EXERCISE.
Leaving out the pictures, retype all the material exactly.

LISTED ENTRIES.
┄┄┄┄┄┄

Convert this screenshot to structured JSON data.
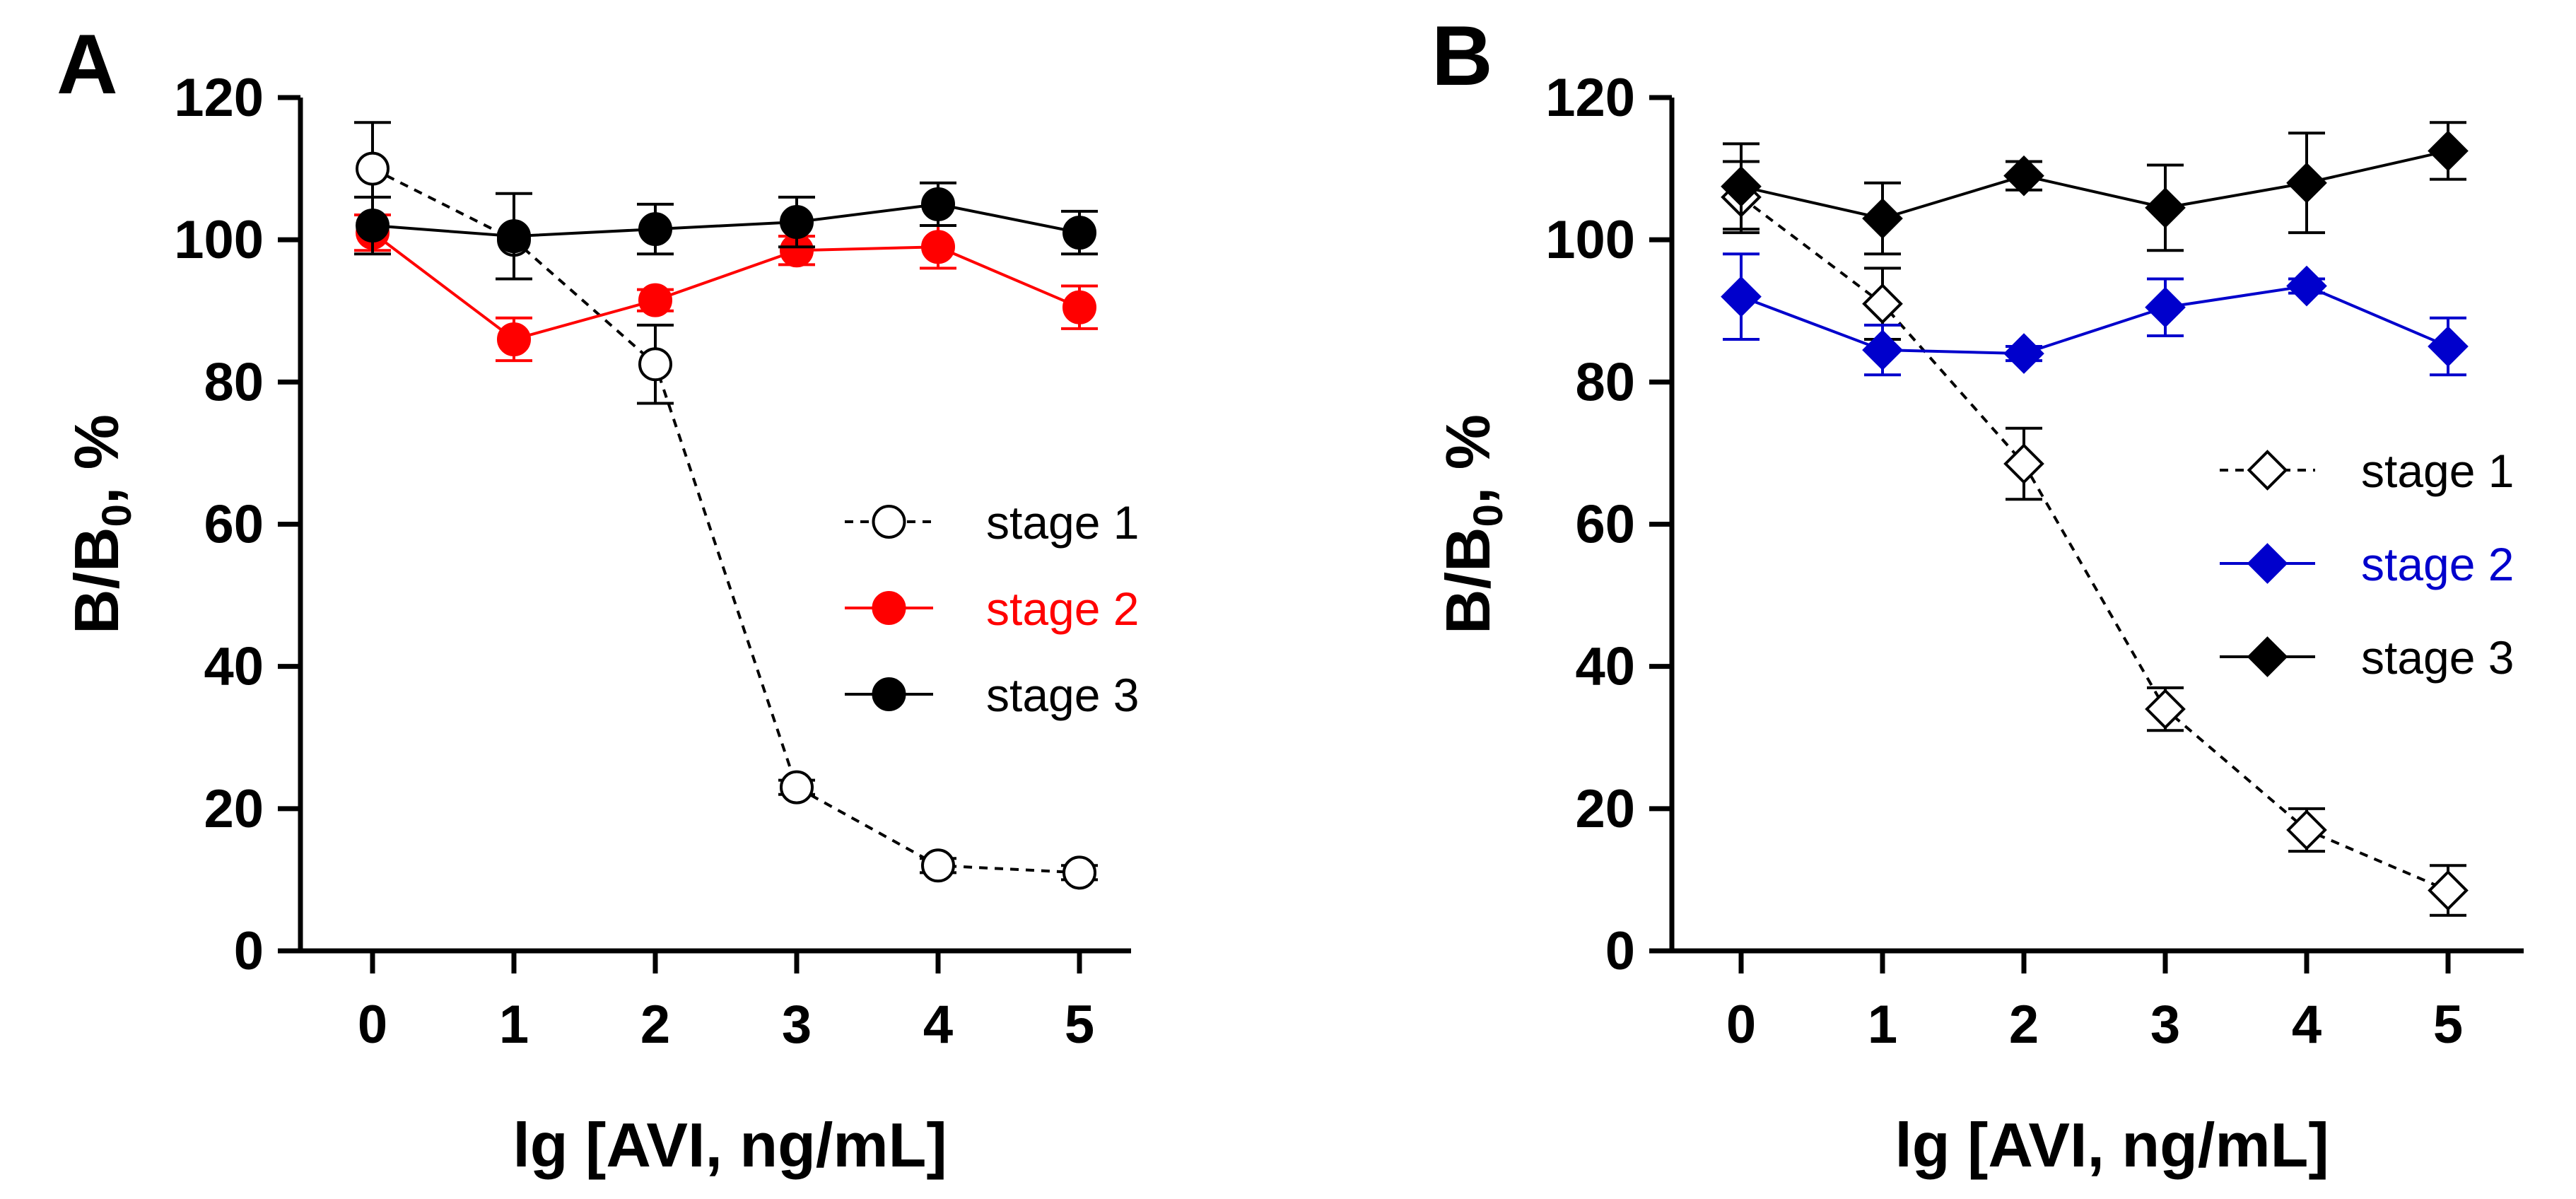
{
  "chart_data": [
    {
      "type": "line",
      "panel_label": "A",
      "xlabel": "lg [AVI, ng/mL]",
      "ylabel": "B/B",
      "ylabel_sub": "0",
      "ylabel_suffix": ",  %",
      "xlim": [
        -0.45,
        5.45
      ],
      "ylim": [
        0,
        120
      ],
      "xticks": [
        0,
        1,
        2,
        3,
        4,
        5
      ],
      "yticks": [
        0,
        20,
        40,
        60,
        80,
        100,
        120
      ],
      "grid": false,
      "legend_position": "center-right",
      "series": [
        {
          "name": "stage 1",
          "color": "#000000",
          "marker": "circle-open",
          "dashed": true,
          "x": [
            0,
            1,
            2,
            3,
            4,
            5
          ],
          "values": [
            110,
            100,
            82.5,
            23,
            12,
            11
          ],
          "errors": [
            6.5,
            0,
            5.5,
            1,
            1,
            1
          ]
        },
        {
          "name": "stage 2",
          "color": "#ff0000",
          "marker": "circle-filled",
          "dashed": false,
          "x": [
            0,
            1,
            2,
            3,
            4,
            5
          ],
          "values": [
            101,
            86,
            91.5,
            98.5,
            99,
            90.5
          ],
          "errors": [
            2.5,
            3,
            1.5,
            2,
            3,
            3
          ]
        },
        {
          "name": "stage 3",
          "color": "#000000",
          "marker": "circle-filled",
          "dashed": false,
          "x": [
            0,
            1,
            2,
            3,
            4,
            5
          ],
          "values": [
            102,
            100.5,
            101.5,
            102.5,
            105,
            101
          ],
          "errors": [
            4,
            6,
            3.5,
            3.5,
            3,
            3
          ]
        }
      ]
    },
    {
      "type": "line",
      "panel_label": "B",
      "xlabel": "lg [AVI, ng/mL]",
      "ylabel": "B/B",
      "ylabel_sub": "0",
      "ylabel_suffix": ",  %",
      "xlim": [
        -0.45,
        5.45
      ],
      "ylim": [
        0,
        120
      ],
      "xticks": [
        0,
        1,
        2,
        3,
        4,
        5
      ],
      "yticks": [
        0,
        20,
        40,
        60,
        80,
        100,
        120
      ],
      "grid": false,
      "legend_position": "center-right",
      "series": [
        {
          "name": "stage 1",
          "color": "#000000",
          "marker": "diamond-open",
          "dashed": true,
          "x": [
            0,
            1,
            2,
            3,
            4,
            5
          ],
          "values": [
            106,
            91,
            68.5,
            34,
            17,
            8.5
          ],
          "errors": [
            5,
            5,
            5,
            3,
            3,
            3.5
          ]
        },
        {
          "name": "stage 2",
          "color": "#0000cc",
          "marker": "diamond-filled",
          "dashed": false,
          "x": [
            0,
            1,
            2,
            3,
            4,
            5
          ],
          "values": [
            92,
            84.5,
            84,
            90.5,
            93.5,
            85
          ],
          "errors": [
            6,
            3.5,
            1,
            4,
            1,
            4
          ]
        },
        {
          "name": "stage 3",
          "color": "#000000",
          "marker": "diamond-filled",
          "dashed": false,
          "x": [
            0,
            1,
            2,
            3,
            4,
            5
          ],
          "values": [
            107.5,
            103,
            109,
            104.5,
            108,
            112.5
          ],
          "errors": [
            6,
            5,
            2,
            6,
            7,
            4
          ]
        }
      ]
    }
  ]
}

┄┄┄┄┄┄

OUTPUT BELOW.
Convert this screenshot to structured JSON data.
{
  "chart_data": [
    {
      "type": "line",
      "panel_label": "A",
      "xlabel": "lg [AVI, ng/mL]",
      "ylabel": "B/B",
      "ylabel_sub": "0",
      "ylabel_suffix": ",  %",
      "xlim": [
        -0.45,
        5.45
      ],
      "ylim": [
        0,
        120
      ],
      "xticks": [
        0,
        1,
        2,
        3,
        4,
        5
      ],
      "yticks": [
        0,
        20,
        40,
        60,
        80,
        100,
        120
      ],
      "grid": false,
      "legend_position": "center-right",
      "series": [
        {
          "name": "stage 1",
          "color": "#000000",
          "marker": "circle-open",
          "dashed": true,
          "x": [
            0,
            1,
            2,
            3,
            4,
            5
          ],
          "values": [
            110,
            100,
            82.5,
            23,
            12,
            11
          ],
          "errors": [
            6.5,
            0,
            5.5,
            1,
            1,
            1
          ]
        },
        {
          "name": "stage 2",
          "color": "#ff0000",
          "marker": "circle-filled",
          "dashed": false,
          "x": [
            0,
            1,
            2,
            3,
            4,
            5
          ],
          "values": [
            101,
            86,
            91.5,
            98.5,
            99,
            90.5
          ],
          "errors": [
            2.5,
            3,
            1.5,
            2,
            3,
            3
          ]
        },
        {
          "name": "stage 3",
          "color": "#000000",
          "marker": "circle-filled",
          "dashed": false,
          "x": [
            0,
            1,
            2,
            3,
            4,
            5
          ],
          "values": [
            102,
            100.5,
            101.5,
            102.5,
            105,
            101
          ],
          "errors": [
            4,
            6,
            3.5,
            3.5,
            3,
            3
          ]
        }
      ]
    },
    {
      "type": "line",
      "panel_label": "B",
      "xlabel": "lg [AVI, ng/mL]",
      "ylabel": "B/B",
      "ylabel_sub": "0",
      "ylabel_suffix": ",  %",
      "xlim": [
        -0.45,
        5.45
      ],
      "ylim": [
        0,
        120
      ],
      "xticks": [
        0,
        1,
        2,
        3,
        4,
        5
      ],
      "yticks": [
        0,
        20,
        40,
        60,
        80,
        100,
        120
      ],
      "grid": false,
      "legend_position": "center-right",
      "series": [
        {
          "name": "stage 1",
          "color": "#000000",
          "marker": "diamond-open",
          "dashed": true,
          "x": [
            0,
            1,
            2,
            3,
            4,
            5
          ],
          "values": [
            106,
            91,
            68.5,
            34,
            17,
            8.5
          ],
          "errors": [
            5,
            5,
            5,
            3,
            3,
            3.5
          ]
        },
        {
          "name": "stage 2",
          "color": "#0000cc",
          "marker": "diamond-filled",
          "dashed": false,
          "x": [
            0,
            1,
            2,
            3,
            4,
            5
          ],
          "values": [
            92,
            84.5,
            84,
            90.5,
            93.5,
            85
          ],
          "errors": [
            6,
            3.5,
            1,
            4,
            1,
            4
          ]
        },
        {
          "name": "stage 3",
          "color": "#000000",
          "marker": "diamond-filled",
          "dashed": false,
          "x": [
            0,
            1,
            2,
            3,
            4,
            5
          ],
          "values": [
            107.5,
            103,
            109,
            104.5,
            108,
            112.5
          ],
          "errors": [
            6,
            5,
            2,
            6,
            7,
            4
          ]
        }
      ]
    }
  ]
}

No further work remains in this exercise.